[Stored data entries]
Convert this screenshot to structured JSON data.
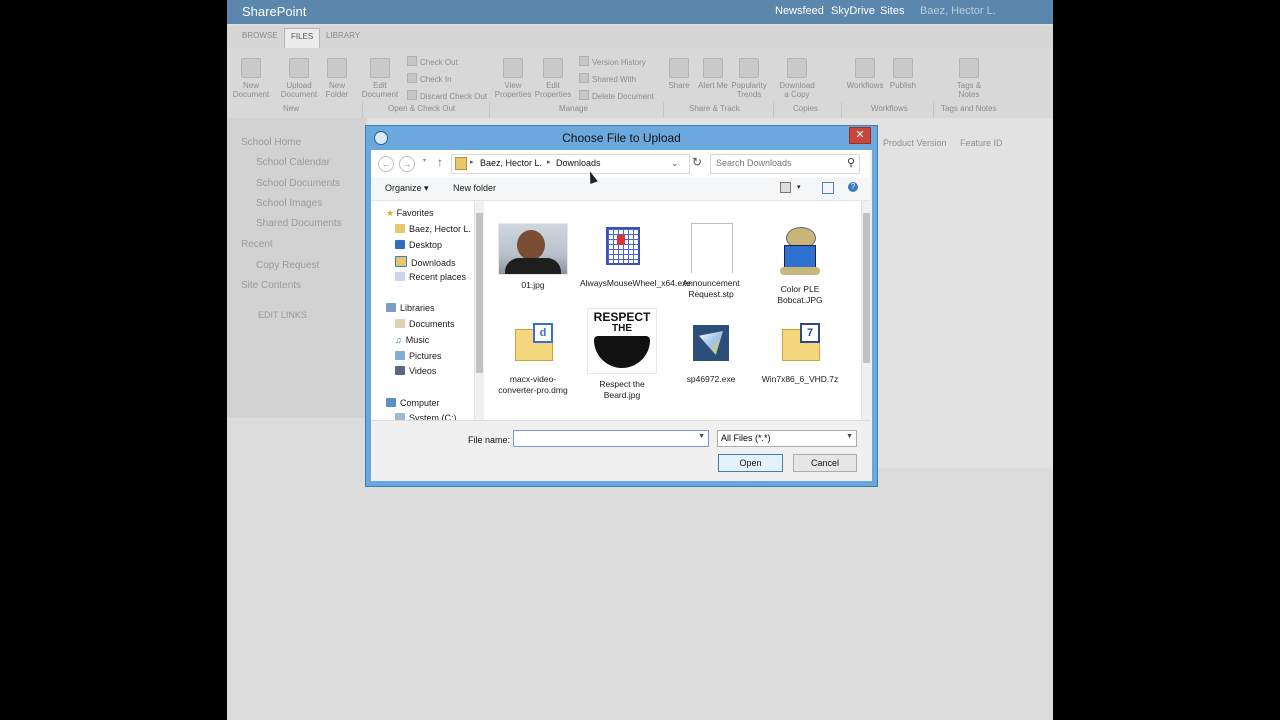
{
  "sharepoint": {
    "brand": "SharePoint",
    "nav": [
      "Newsfeed",
      "SkyDrive",
      "Sites"
    ],
    "user": "Baez, Hector L.",
    "ribbon_tabs": [
      "BROWSE",
      "FILES",
      "LIBRARY"
    ],
    "ribbon_buttons": {
      "new_document": "New Document",
      "upload_document": "Upload Document",
      "new_folder": "New Folder",
      "edit_document": "Edit Document",
      "check_out": "Check Out",
      "check_in": "Check In",
      "discard_check_out": "Discard Check Out",
      "view_properties": "View Properties",
      "edit_properties": "Edit Properties",
      "version_history": "Version History",
      "shared_with": "Shared With",
      "delete_document": "Delete Document",
      "share": "Share",
      "alert_me": "Alert Me",
      "popularity_trends": "Popularity Trends",
      "download_copy": "Download a Copy",
      "workflows": "Workflows",
      "publish": "Publish",
      "tags_notes": "Tags & Notes"
    },
    "ribbon_groups": [
      "New",
      "Open & Check Out",
      "Manage",
      "Share & Track",
      "Copies",
      "Workflows",
      "Tags and Notes"
    ],
    "left_nav": [
      "School Home",
      "School Calendar",
      "School Documents",
      "School Images",
      "Shared Documents",
      "Recent",
      "Copy Request",
      "Site Contents",
      "EDIT LINKS"
    ],
    "columns": [
      "Product Version",
      "Feature ID"
    ]
  },
  "dialog": {
    "title": "Choose File to Upload",
    "close": "✕",
    "breadcrumb": [
      "Baez, Hector L.",
      "Downloads"
    ],
    "search_placeholder": "Search Downloads",
    "organize": "Organize",
    "new_folder": "New folder",
    "tree": {
      "favorites": "Favorites",
      "fav_items": [
        "Baez, Hector L.",
        "Desktop",
        "Downloads",
        "Recent places"
      ],
      "libraries": "Libraries",
      "lib_items": [
        "Documents",
        "Music",
        "Pictures",
        "Videos"
      ],
      "computer": "Computer",
      "comp_items": [
        "System (C:)"
      ]
    },
    "files": [
      {
        "name": "01.jpg",
        "icon": "photo-thumbnail"
      },
      {
        "name": "AlwaysMouseWheel_x64.exe",
        "icon": "exe-icon"
      },
      {
        "name": "Announcement Request.stp",
        "icon": "blank-file-icon"
      },
      {
        "name": "Color PLE Bobcat.JPG",
        "icon": "bobcat-image"
      },
      {
        "name": "macx-video-converter-pro.dmg",
        "icon": "dmg-file-icon"
      },
      {
        "name": "Respect the Beard.jpg",
        "icon": "beard-image"
      },
      {
        "name": "sp46972.exe",
        "icon": "installer-icon"
      },
      {
        "name": "Win7x86_6_VHD.7z",
        "icon": "7z-file-icon"
      }
    ],
    "beard_text": [
      "RESPECT",
      "THE"
    ],
    "file_name_label": "File name:",
    "file_name_value": "",
    "filter": "All Files (*.*)",
    "open": "Open",
    "cancel": "Cancel"
  }
}
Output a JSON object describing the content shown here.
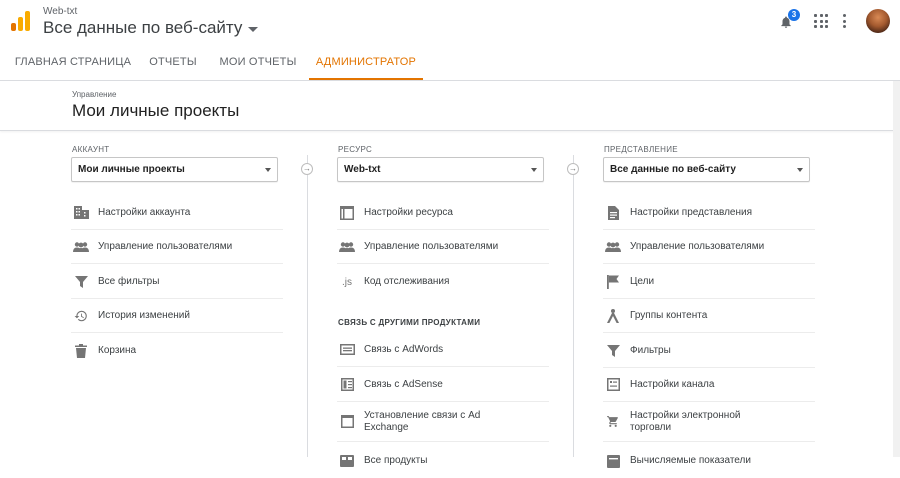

** AIM **
From the entries above, copy out every line where the string "Check" appears.

** OUTPUT FOR THIS EXERCISE **
      "check_out": "Check Out",
      "check_in": "Check In",
      "discard_check_out": "Discard Check Out",
      "Open & Check Out",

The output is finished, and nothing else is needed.